**WHAT IS NEEDED**
Please print the full listing exactly.

**INPUT MATERIAL**
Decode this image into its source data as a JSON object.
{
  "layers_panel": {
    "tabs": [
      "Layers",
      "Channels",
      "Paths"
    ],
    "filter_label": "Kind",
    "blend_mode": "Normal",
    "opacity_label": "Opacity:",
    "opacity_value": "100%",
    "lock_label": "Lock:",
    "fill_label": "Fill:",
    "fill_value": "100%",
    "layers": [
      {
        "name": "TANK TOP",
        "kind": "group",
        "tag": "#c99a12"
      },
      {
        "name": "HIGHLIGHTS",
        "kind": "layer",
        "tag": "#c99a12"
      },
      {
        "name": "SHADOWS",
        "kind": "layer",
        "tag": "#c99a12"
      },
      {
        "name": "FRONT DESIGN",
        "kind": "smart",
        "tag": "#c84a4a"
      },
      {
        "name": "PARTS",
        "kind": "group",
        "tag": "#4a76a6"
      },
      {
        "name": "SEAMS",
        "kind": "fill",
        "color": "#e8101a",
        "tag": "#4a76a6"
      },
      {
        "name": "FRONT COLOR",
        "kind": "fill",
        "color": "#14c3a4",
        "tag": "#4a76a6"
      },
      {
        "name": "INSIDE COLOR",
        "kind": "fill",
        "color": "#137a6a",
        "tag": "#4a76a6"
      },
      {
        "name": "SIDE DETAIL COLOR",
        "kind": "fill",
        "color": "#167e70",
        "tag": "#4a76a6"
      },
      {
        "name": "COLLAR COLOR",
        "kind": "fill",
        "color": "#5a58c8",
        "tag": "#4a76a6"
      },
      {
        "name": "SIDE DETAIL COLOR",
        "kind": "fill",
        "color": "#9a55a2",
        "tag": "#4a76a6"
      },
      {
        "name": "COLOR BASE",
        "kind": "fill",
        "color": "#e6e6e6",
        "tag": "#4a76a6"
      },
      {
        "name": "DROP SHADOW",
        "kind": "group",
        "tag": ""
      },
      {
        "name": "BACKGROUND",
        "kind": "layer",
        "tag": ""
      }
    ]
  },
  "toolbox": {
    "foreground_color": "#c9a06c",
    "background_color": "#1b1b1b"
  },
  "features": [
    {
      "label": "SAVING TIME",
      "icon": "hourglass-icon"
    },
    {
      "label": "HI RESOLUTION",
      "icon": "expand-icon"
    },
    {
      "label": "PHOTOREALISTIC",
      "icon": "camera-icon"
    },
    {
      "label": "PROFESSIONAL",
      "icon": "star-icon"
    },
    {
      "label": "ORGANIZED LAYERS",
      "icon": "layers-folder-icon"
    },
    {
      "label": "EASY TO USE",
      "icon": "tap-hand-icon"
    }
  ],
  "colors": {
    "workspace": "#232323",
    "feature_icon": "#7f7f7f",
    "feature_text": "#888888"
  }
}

**RESPONSE BELOW**
Decode this image into its source data as a JSON object.
{
  "layers_panel": {
    "tabs": [
      "Layers",
      "Channels",
      "Paths"
    ],
    "filter_label": "Kind",
    "blend_mode": "Normal",
    "opacity_label": "Opacity:",
    "opacity_value": "100%",
    "lock_label": "Lock:",
    "fill_label": "Fill:",
    "fill_value": "100%",
    "layers": [
      {
        "name": "TANK TOP",
        "kind": "group",
        "tag": "#c99a12"
      },
      {
        "name": "HIGHLIGHTS",
        "kind": "layer",
        "tag": "#c99a12"
      },
      {
        "name": "SHADOWS",
        "kind": "layer",
        "tag": "#c99a12"
      },
      {
        "name": "FRONT DESIGN",
        "kind": "smart",
        "tag": "#c84a4a"
      },
      {
        "name": "PARTS",
        "kind": "group",
        "tag": "#4a76a6"
      },
      {
        "name": "SEAMS",
        "kind": "fill",
        "color": "#e8101a",
        "tag": "#4a76a6"
      },
      {
        "name": "FRONT COLOR",
        "kind": "fill",
        "color": "#14c3a4",
        "tag": "#4a76a6"
      },
      {
        "name": "INSIDE COLOR",
        "kind": "fill",
        "color": "#137a6a",
        "tag": "#4a76a6"
      },
      {
        "name": "SIDE DETAIL COLOR",
        "kind": "fill",
        "color": "#167e70",
        "tag": "#4a76a6"
      },
      {
        "name": "COLLAR COLOR",
        "kind": "fill",
        "color": "#5a58c8",
        "tag": "#4a76a6"
      },
      {
        "name": "SIDE DETAIL COLOR",
        "kind": "fill",
        "color": "#9a55a2",
        "tag": "#4a76a6"
      },
      {
        "name": "COLOR BASE",
        "kind": "fill",
        "color": "#e6e6e6",
        "tag": "#4a76a6"
      },
      {
        "name": "DROP SHADOW",
        "kind": "group",
        "tag": ""
      },
      {
        "name": "BACKGROUND",
        "kind": "layer",
        "tag": ""
      }
    ]
  },
  "toolbox": {
    "foreground_color": "#c9a06c",
    "background_color": "#1b1b1b"
  },
  "features": [
    {
      "label": "SAVING TIME",
      "icon": "hourglass-icon"
    },
    {
      "label": "HI RESOLUTION",
      "icon": "expand-icon"
    },
    {
      "label": "PHOTOREALISTIC",
      "icon": "camera-icon"
    },
    {
      "label": "PROFESSIONAL",
      "icon": "star-icon"
    },
    {
      "label": "ORGANIZED LAYERS",
      "icon": "layers-folder-icon"
    },
    {
      "label": "EASY TO USE",
      "icon": "tap-hand-icon"
    }
  ],
  "colors": {
    "workspace": "#232323",
    "feature_icon": "#7f7f7f",
    "feature_text": "#888888"
  }
}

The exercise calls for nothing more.